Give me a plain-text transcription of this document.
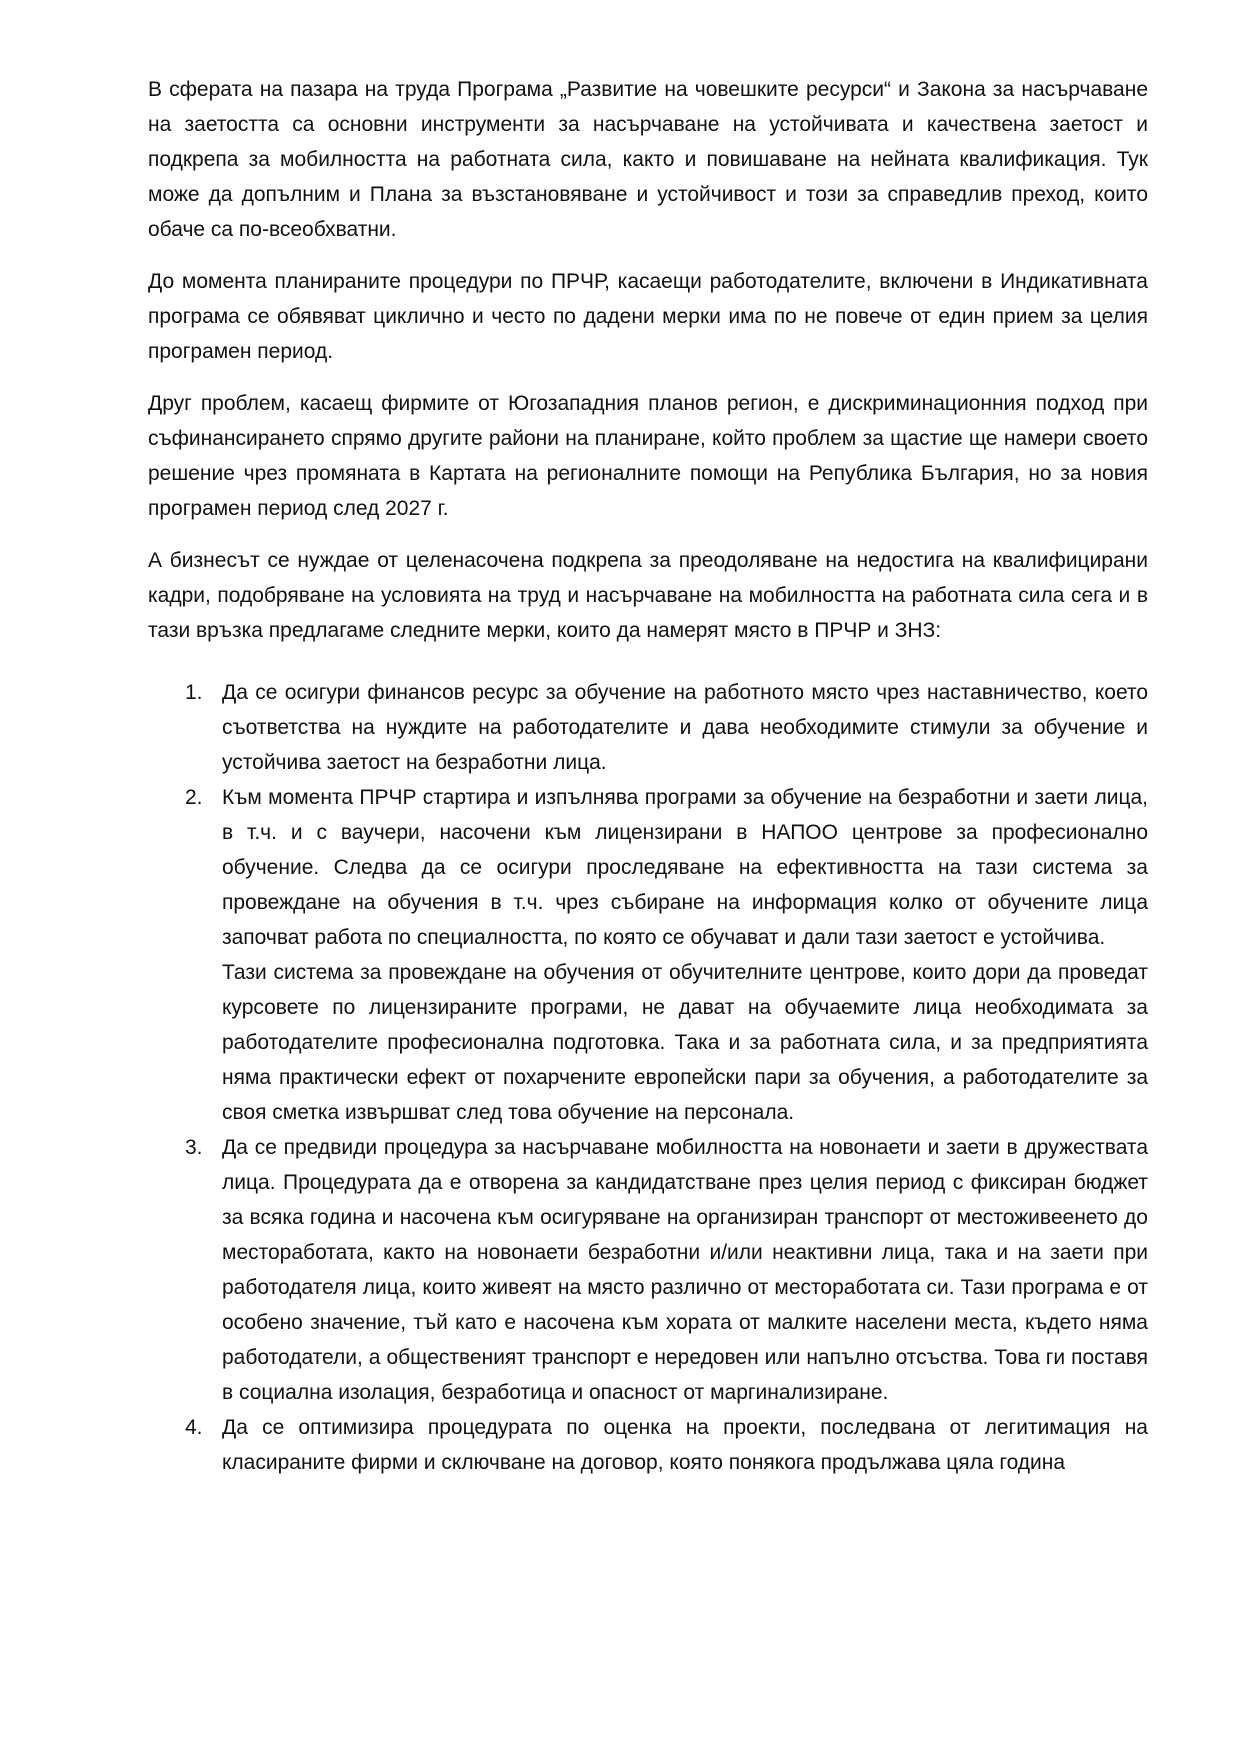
В сферата на пазара на труда Програма „Развитие на човешките ресурси“ и Закона за насърчаване на заетостта са основни инструменти за насърчаване на устойчивата и качествена заетост и подкрепа за мобилността на работната сила, както и повишаване на нейната квалификация. Тук може да допълним и Плана за възстановяване и устойчивост и този за справедлив преход, които обаче са по-всеобхватни.

До момента планираните процедури по ПРЧР, касаещи работодателите, включени в Индикативната програма се обявяват циклично и често по дадени мерки има по не повече от един прием за целия програмен период.

Друг проблем, касаещ фирмите от Югозападния планов регион, е дискриминационния подход при съфинансирането спрямо другите райони на планиране, който проблем за щастие ще намери своето решение чрез промяната в Картата на регионалните помощи на Република България, но за новия програмен период след 2027 г.

А бизнесът се нуждае от целенасочена подкрепа за преодоляване на недостига на квалифицирани кадри, подобряване на условията на труд и насърчаване на мобилността на работната сила сега и в тази връзка предлагаме следните мерки, които да намерят място в ПРЧР и ЗНЗ:

1. Да се осигури финансов ресурс за обучение на работното място чрез наставничество, което съответства на нуждите на работодателите и дава необходимите стимули за обучение и устойчива заетост на безработни лица.

2. Към момента ПРЧР стартира и изпълнява програми за обучение на безработни и заети лица, в т.ч. и с ваучери, насочени към лицензирани в НАПОО центрове за професионално обучение. Следва да се осигури проследяване на ефективността на тази система за провеждане на обучения в т.ч. чрез събиране на информация колко от обучените лица започват работа по специалността, по която се обучават и дали тази заетост е устойчива.

Тази система за провеждане на обучения от обучителните центрове, които дори да проведат курсовете по лицензираните програми, не дават на обучаемите лица необходимата за работодателите професионална подготовка. Така и за работната сила, и за предприятията няма практически ефект от похарчените европейски пари за обучения, а работодателите за своя сметка извършват след това обучение на персонала.

3. Да се предвиди процедура за насърчаване мобилността на новонаети и заети в дружествата лица. Процедурата да е отворена за кандидатстване през целия период с фиксиран бюджет за всяка година и насочена към осигуряване на организиран транспорт от местоживеенето до месторaботата, както на новонаети безработни и/или неактивни лица, така и на заети при работодателя лица, които живеят на място различно от месторaботата си. Тази програма е от особено значение, тъй като е насочена към хората от малките населени места, където няма работодатели, а общественият транспорт е нередовен или напълно отсъства. Това ги поставя в социална изолация, безработица и опасност от маргинализиране.

4. Да се оптимизира процедурата по оценка на проекти, последвана от легитимация на класираните фирми и сключване на договор, която понякога продължава цяла година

▶ _PROBLEM DESCRIPTION_: Retype the entries word for word. Omit any images.

▶ _RESPONSE TO THIS EXERCISE_:
Give me a plain-text transcription of this document.
В сферата на пазара на труда Програма „Развитие на човешките ресурси“ и Закона за насърчаване на заетостта са основни инструменти за насърчаване на устойчивата и качествена заетост и подкрепа за мобилността на работната сила, както и повишаване на нейната квалификация. Тук може да допълним и Плана за възстановяване и устойчивост и този за справедлив преход, които обаче са по-всеобхватни.

До момента планираните процедури по ПРЧР, касаещи работодателите, включени в Индикативната програма се обявяват циклично и често по дадени мерки има по не повече от един прием за целия програмен период.

Друг проблем, касаещ фирмите от Югозападния планов регион, е дискриминационния подход при съфинансирането спрямо другите райони на планиране, който проблем за щастие ще намери своето решение чрез промяната в Картата на регионалните помощи на Република България, но за новия програмен период след 2027 г.

А бизнесът се нуждае от целенасочена подкрепа за преодоляване на недостига на квалифицирани кадри, подобряване на условията на труд и насърчаване на мобилността на работната сила сега и в тази връзка предлагаме следните мерки, които да намерят място в ПРЧР и ЗНЗ:

1. Да се осигури финансов ресурс за обучение на работното място чрез наставничество, което съответства на нуждите на работодателите и дава необходимите стимули за обучение и устойчива заетост на безработни лица.

2. Към момента ПРЧР стартира и изпълнява програми за обучение на безработни и заети лица, в т.ч. и с ваучери, насочени към лицензирани в НАПОО центрове за професионално обучение. Следва да се осигури проследяване на ефективността на тази система за провеждане на обучения в т.ч. чрез събиране на информация колко от обучените лица започват работа по специалността, по която се обучават и дали тази заетост е устойчива.

Тази система за провеждане на обучения от обучителните центрове, които дори да проведат курсовете по лицензираните програми, не дават на обучаемите лица необходимата за работодателите професионална подготовка. Така и за работната сила, и за предприятията няма практически ефект от похарчените европейски пари за обучения, а работодателите за своя сметка извършват след това обучение на персонала.

3. Да се предвиди процедура за насърчаване мобилността на новонаети и заети в дружествата лица. Процедурата да е отворена за кандидатстване през целия период с фиксиран бюджет за всяка година и насочена към осигуряване на организиран транспорт от местоживеенето до месторaботата, както на новонаети безработни и/или неактивни лица, така и на заети при работодателя лица, които живеят на място различно от месторaботата си. Тази програма е от особено значение, тъй като е насочена към хората от малките населени места, където няма работодатели, а общественият транспорт е нередовен или напълно отсъства. Това ги поставя в социална изолация, безработица и опасност от маргинализиране.

4. Да се оптимизира процедурата по оценка на проекти, последвана от легитимация на класираните фирми и сключване на договор, която понякога продължава цяла година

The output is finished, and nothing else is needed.